> **Given exercise**
Pull every line with the word "content" out of the entries below.

> **Information given**
** begin **

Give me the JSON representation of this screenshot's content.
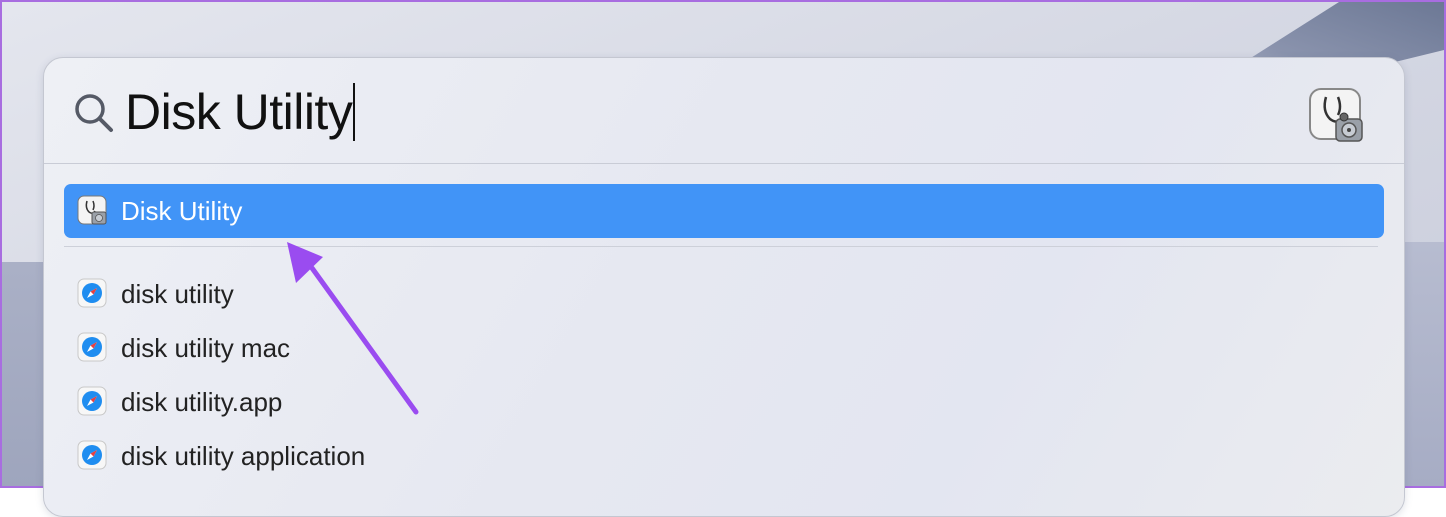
{
  "search": {
    "query": "Disk Utility"
  },
  "top_hit": {
    "label": "Disk Utility",
    "icon": "disk-utility-icon",
    "highlight_color": "#4194f7"
  },
  "web_suggestions": [
    {
      "label": "disk utility",
      "icon": "safari-icon"
    },
    {
      "label": "disk utility mac",
      "icon": "safari-icon"
    },
    {
      "label": "disk utility.app",
      "icon": "safari-icon"
    },
    {
      "label": "disk utility application",
      "icon": "safari-icon"
    }
  ],
  "annotation": {
    "arrow_color": "#9a4cf0"
  }
}
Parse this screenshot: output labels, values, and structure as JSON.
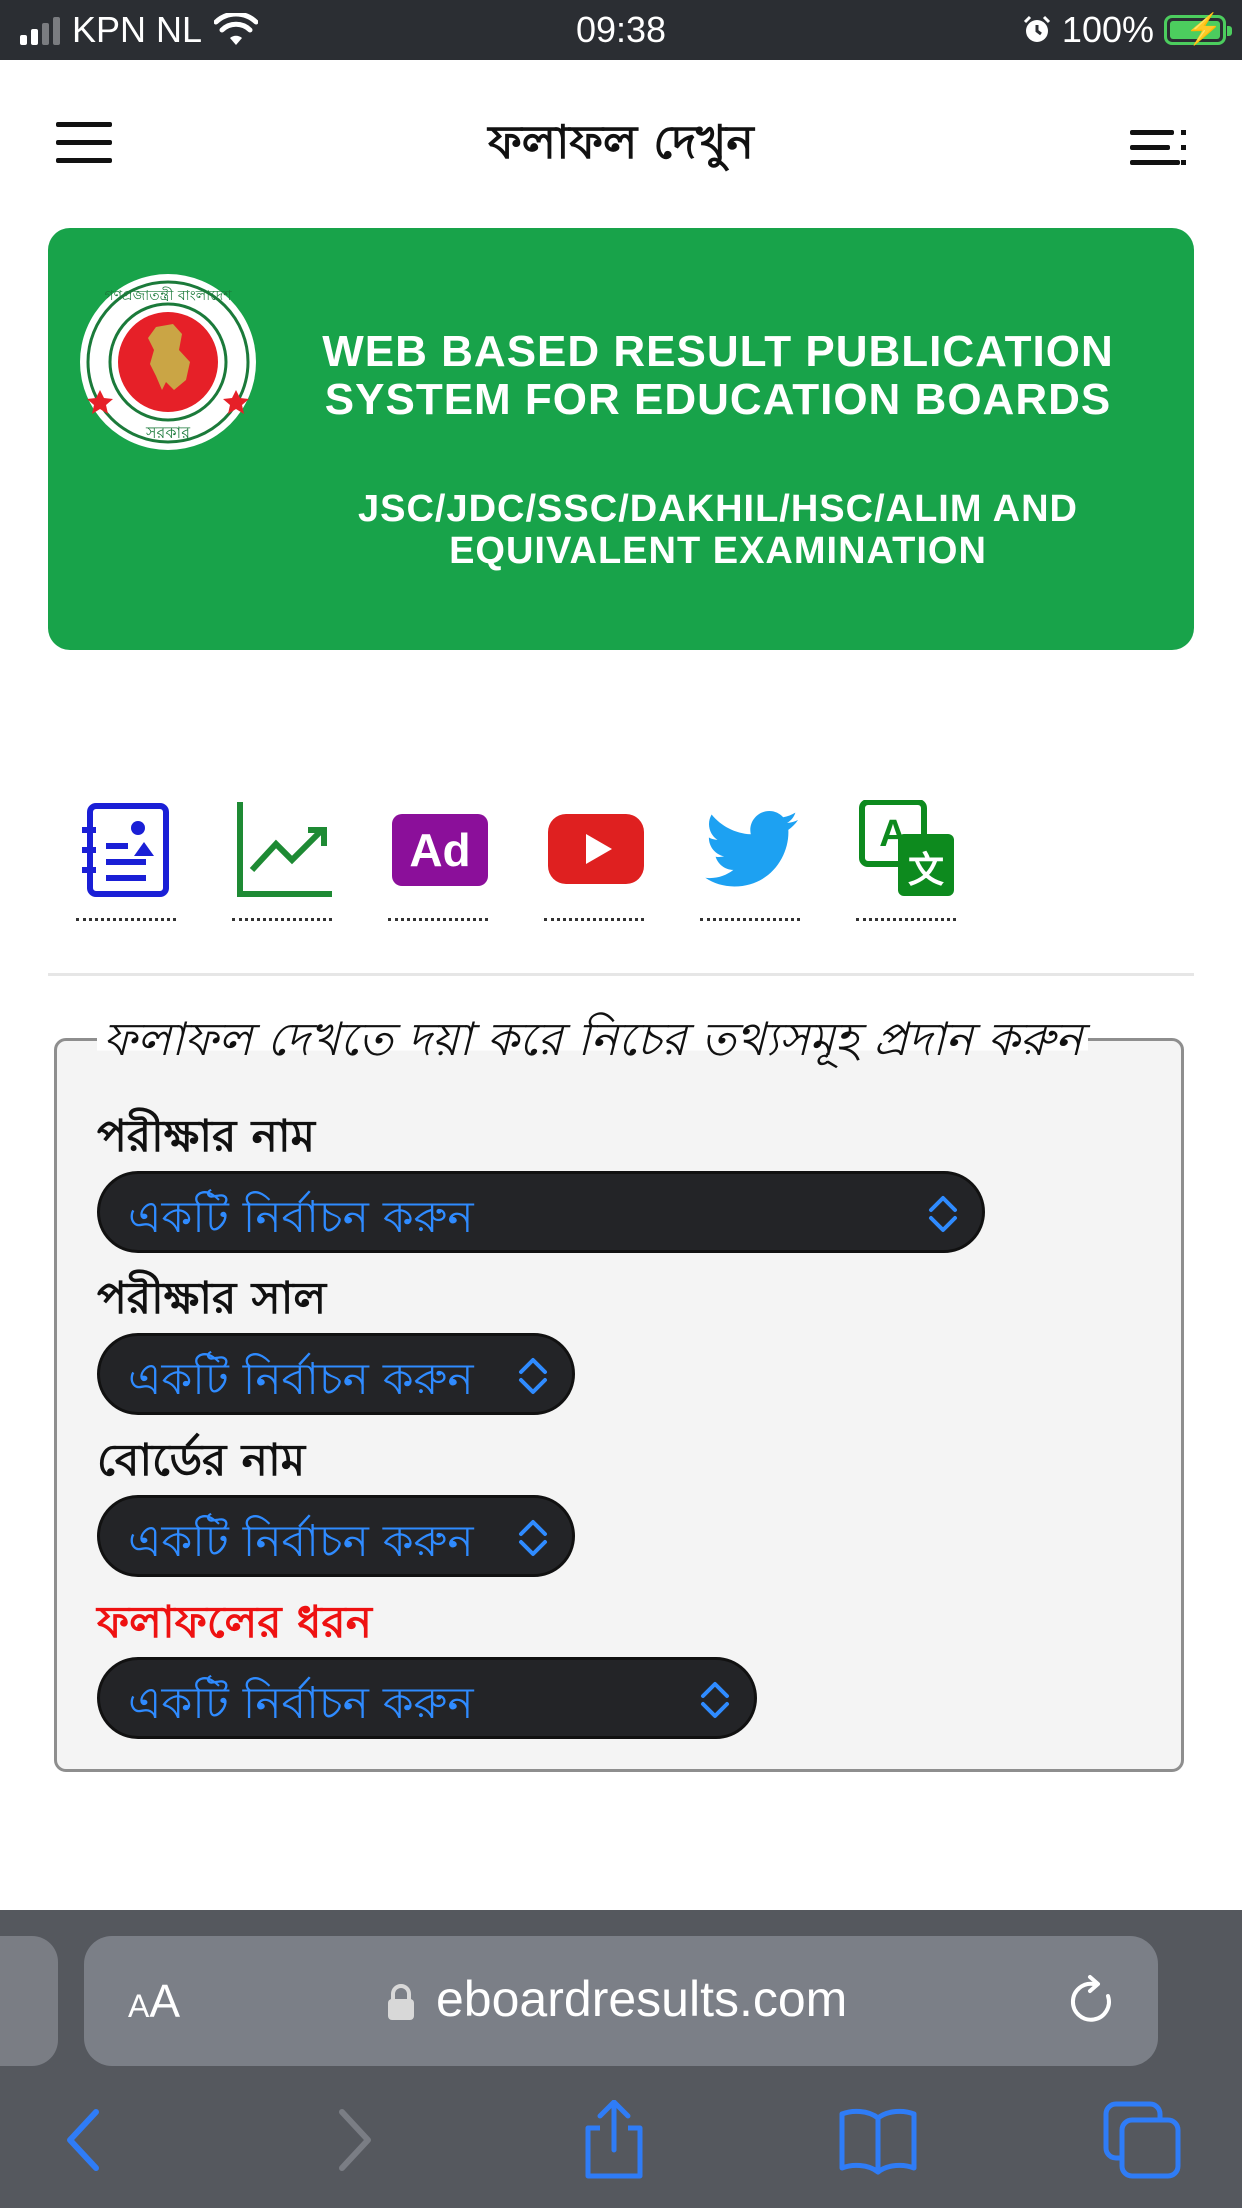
{
  "status_bar": {
    "carrier": "KPN NL",
    "time": "09:38",
    "battery": "100%"
  },
  "header": {
    "title": "ফলাফল দেখুন"
  },
  "banner": {
    "title_line1": "WEB BASED RESULT PUBLICATION",
    "title_line2": "SYSTEM FOR EDUCATION BOARDS",
    "sub_line1": "JSC/JDC/SSC/DAKHIL/HSC/ALIM AND",
    "sub_line2": "EQUIVALENT EXAMINATION",
    "seal_text_top": "গণপ্রজাতন্ত্রী বাংলাদেশ",
    "seal_text_bottom": "সরকার"
  },
  "icons": {
    "ad_label": "Ad",
    "translate_label_a": "A",
    "translate_label_b": "文"
  },
  "form": {
    "legend": "ফলাফল দেখতে দয়া করে নিচের তথ্যসমূহ প্রদান করুন",
    "fields": [
      {
        "label": "পরীক্ষার নাম",
        "value": "একটি নির্বাচন করুন"
      },
      {
        "label": "পরীক্ষার সাল",
        "value": "একটি নির্বাচন করুন"
      },
      {
        "label": "বোর্ডের নাম",
        "value": "একটি নির্বাচন করুন"
      },
      {
        "label": "ফলাফলের ধরন",
        "value": "একটি নির্বাচন করুন"
      }
    ]
  },
  "browser": {
    "aa_big": "A",
    "aa_small": "A",
    "url": "eboardresults.com"
  },
  "colors": {
    "banner_green": "#18a34a",
    "select_text_blue": "#2f8bff",
    "red_label": "#ee1111",
    "safari_blue": "#2f7cf6"
  }
}
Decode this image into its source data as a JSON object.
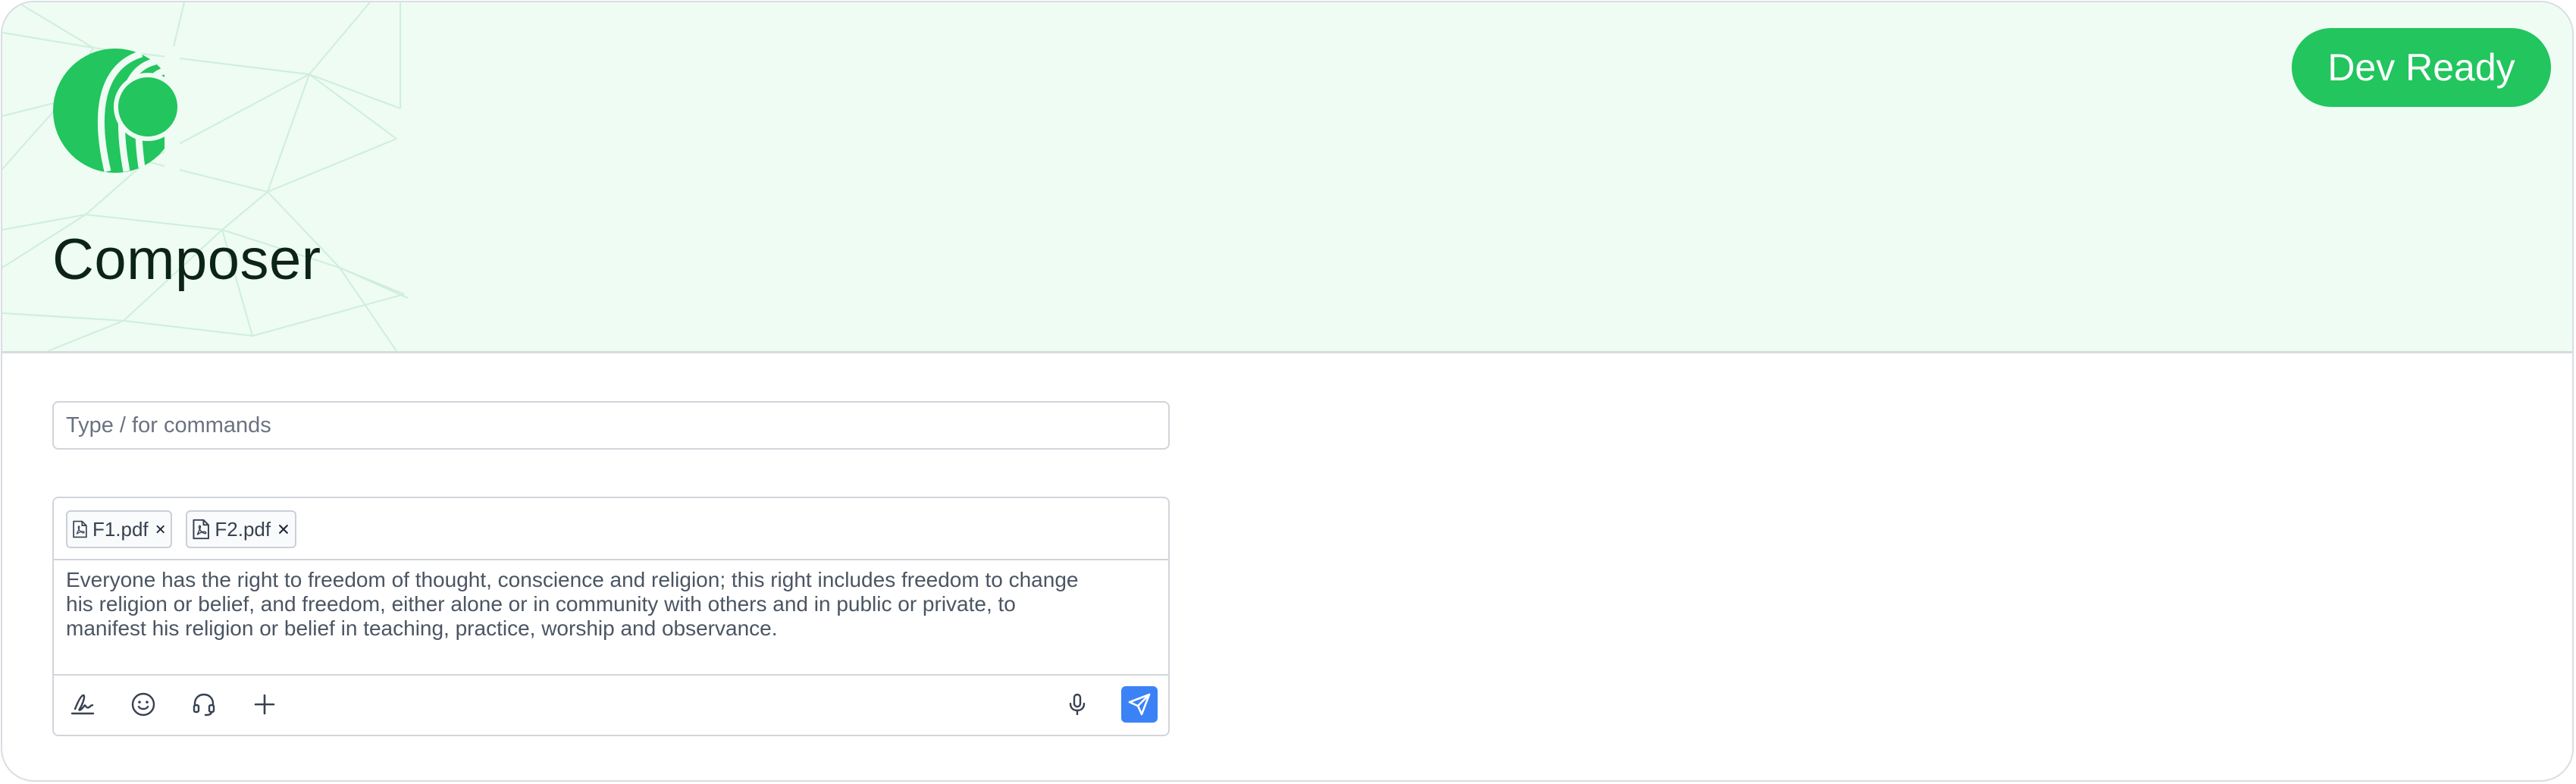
{
  "app": {
    "title": "Composer",
    "status_badge": "Dev Ready"
  },
  "colors": {
    "accent": "#22c55e",
    "header_bg": "#eefcf3",
    "send_button": "#3b82f6"
  },
  "command_bar": {
    "placeholder": "Type / for commands",
    "value": ""
  },
  "composer": {
    "attachments": [
      {
        "name": "F1.pdf",
        "icon": "pdf-file-icon"
      },
      {
        "name": "F2.pdf",
        "icon": "pdf-file-icon"
      }
    ],
    "message_lines": [
      "Everyone has the right to freedom of thought, conscience and religion; this right includes freedom to change",
      "his religion or belief, and freedom, either alone or in community with others and in public or private, to",
      "manifest his religion or belief in teaching, practice, worship and observance."
    ],
    "toolbar_icons": [
      "signature-icon",
      "emoji-icon",
      "headset-icon",
      "plus-icon",
      "microphone-icon",
      "send-icon"
    ]
  }
}
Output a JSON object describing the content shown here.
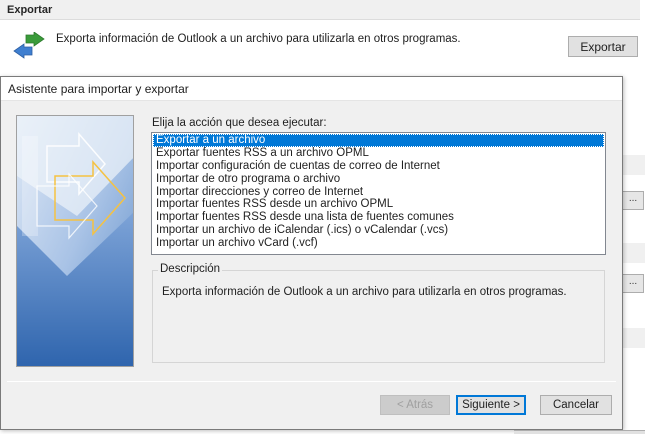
{
  "background": {
    "section_title": "Exportar",
    "description": "Exporta información de Outlook a un archivo para utilizarla en otros programas.",
    "export_button": "Exportar",
    "dots_label": "..."
  },
  "dialog": {
    "title": "Asistente para importar y exportar",
    "prompt": "Elija la acción que desea ejecutar:",
    "actions": [
      "Exportar a un archivo",
      "Exportar fuentes RSS a un archivo OPML",
      "Importar configuración de cuentas de correo de Internet",
      "Importar de otro programa o archivo",
      "Importar direcciones y correo de Internet",
      "Importar fuentes RSS desde un archivo OPML",
      "Importar fuentes RSS desde una lista de fuentes comunes",
      "Importar un archivo de iCalendar (.ics) o vCalendar (.vcs)",
      "Importar un archivo vCard (.vcf)"
    ],
    "selected_index": 0,
    "description_label": "Descripción",
    "description_text": "Exporta información de Outlook a un archivo para utilizarla en otros programas.",
    "buttons": {
      "back": "< Atrás",
      "next": "Siguiente >",
      "cancel": "Cancelar"
    }
  },
  "colors": {
    "selection": "#0078d7",
    "dialog_bg": "#f0f0f0",
    "art_blue": "#5a8ac6"
  },
  "icons": [
    "export-arrows-icon",
    "wizard-art-image"
  ]
}
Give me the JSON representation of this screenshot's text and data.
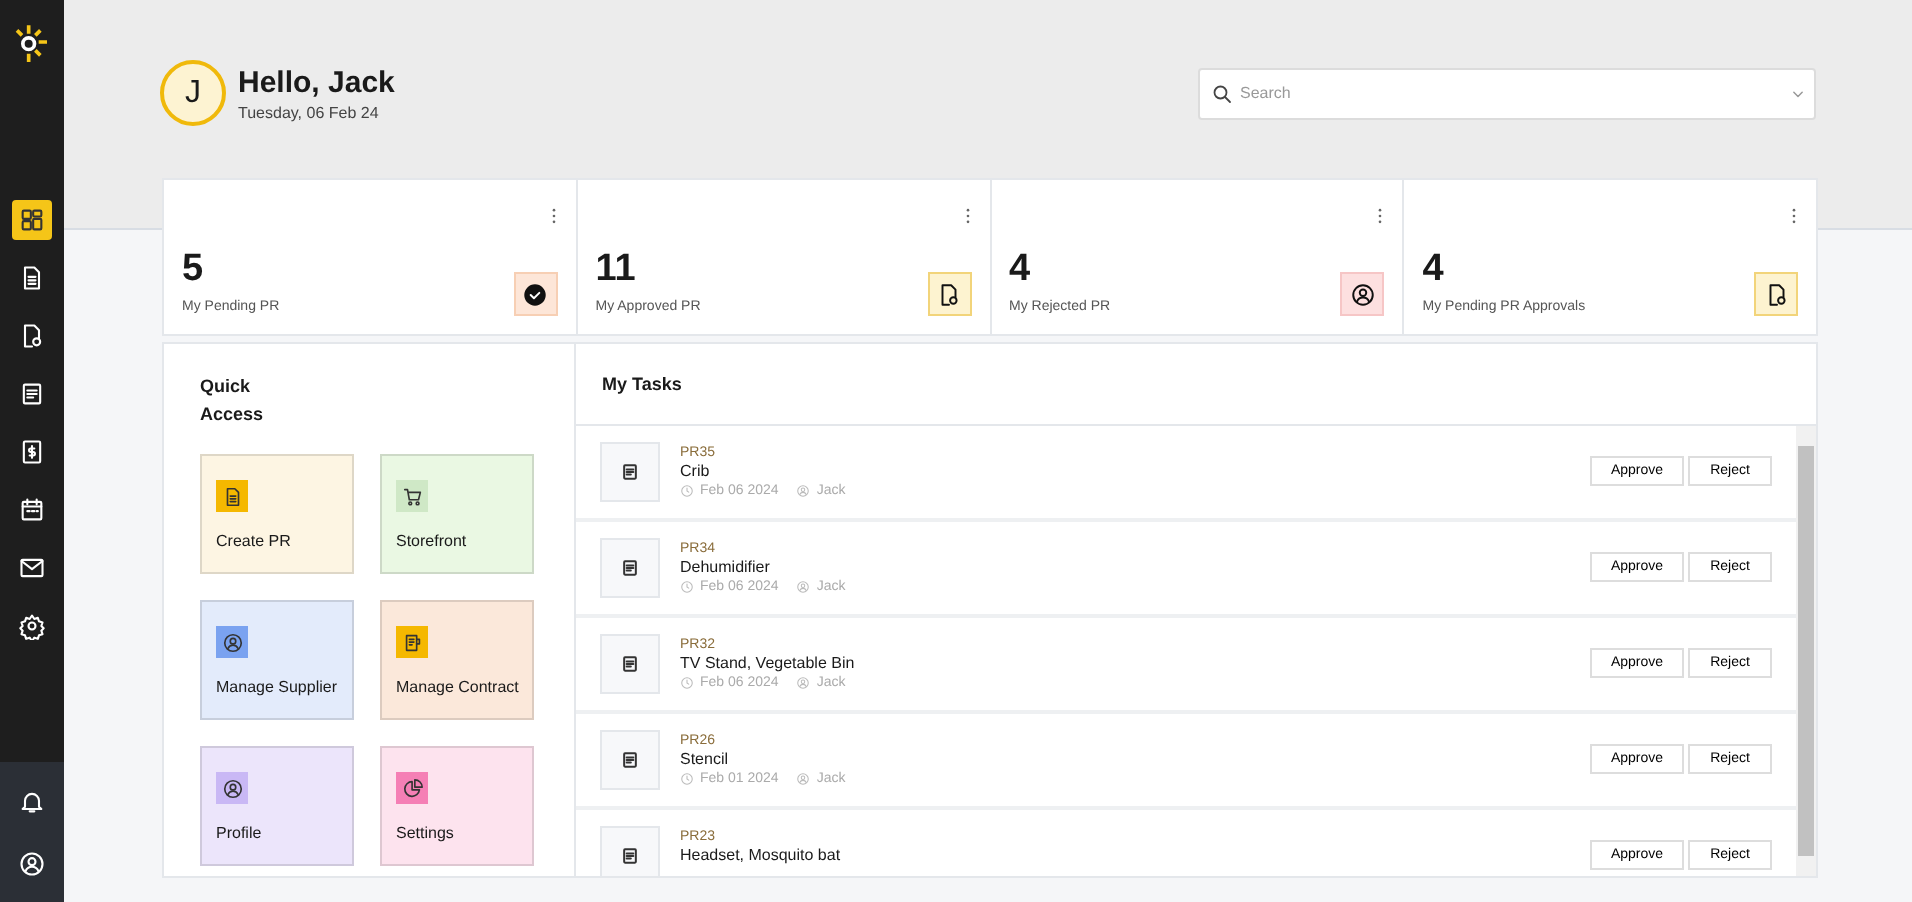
{
  "sidebar": {
    "items": [
      {
        "kind": "dashboard",
        "selected": true
      },
      {
        "kind": "document",
        "selected": false
      },
      {
        "kind": "document-badge",
        "selected": false
      },
      {
        "kind": "list",
        "selected": false
      },
      {
        "kind": "invoice",
        "selected": false
      },
      {
        "kind": "calendar",
        "selected": false
      },
      {
        "kind": "mail",
        "selected": false
      },
      {
        "kind": "gear",
        "selected": false
      }
    ],
    "bottom_items": [
      {
        "kind": "bell"
      },
      {
        "kind": "user"
      }
    ]
  },
  "header": {
    "avatar": "J",
    "greeting": "Hello, Jack",
    "date": "Tuesday, 06 Feb 24"
  },
  "search": {
    "placeholder": "Search"
  },
  "stats": [
    {
      "value": "5",
      "label": "My Pending PR",
      "kind": "check"
    },
    {
      "value": "11",
      "label": "My Approved PR",
      "kind": "document-badge"
    },
    {
      "value": "4",
      "label": "My Rejected PR",
      "kind": "user"
    },
    {
      "value": "4",
      "label": "My Pending PR Approvals",
      "kind": "document-badge"
    }
  ],
  "quick_access": {
    "title": "Quick Access",
    "tiles": [
      {
        "label": "Create PR",
        "kind": "document",
        "color": "#fdf5e3"
      },
      {
        "label": "Storefront",
        "kind": "cart",
        "color": "#eaf8e3"
      },
      {
        "label": "Manage Supplier",
        "kind": "user",
        "color": "#e3ebfb"
      },
      {
        "label": "Manage Contract",
        "kind": "contract",
        "color": "#fbe8da"
      },
      {
        "label": "Profile",
        "kind": "user",
        "color": "#ece5fb"
      },
      {
        "label": "Settings",
        "kind": "pie",
        "color": "#fde3ee"
      }
    ]
  },
  "tasks": {
    "title": "My Tasks",
    "rows": [
      {
        "id": "PR35",
        "name": "Crib",
        "date": "Feb 06 2024",
        "user": "Jack",
        "buttons": [
          "Approve",
          "Reject"
        ]
      },
      {
        "id": "PR34",
        "name": "Dehumidifier",
        "date": "Feb 06 2024",
        "user": "Jack",
        "buttons": [
          "Approve",
          "Reject"
        ]
      },
      {
        "id": "PR32",
        "name": "TV Stand, Vegetable Bin",
        "date": "Feb 06 2024",
        "user": "Jack",
        "buttons": [
          "Approve",
          "Reject"
        ]
      },
      {
        "id": "PR26",
        "name": "Stencil",
        "date": "Feb 01 2024",
        "user": "Jack",
        "buttons": [
          "Approve",
          "Reject"
        ]
      },
      {
        "id": "PR23",
        "name": "Headset, Mosquito bat",
        "buttons": [
          "Approve",
          "Reject"
        ]
      }
    ]
  }
}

** end **

> **Full solution**
Give me the JSON representation of this screenshot's content.
Output a JSON object describing the content shown here.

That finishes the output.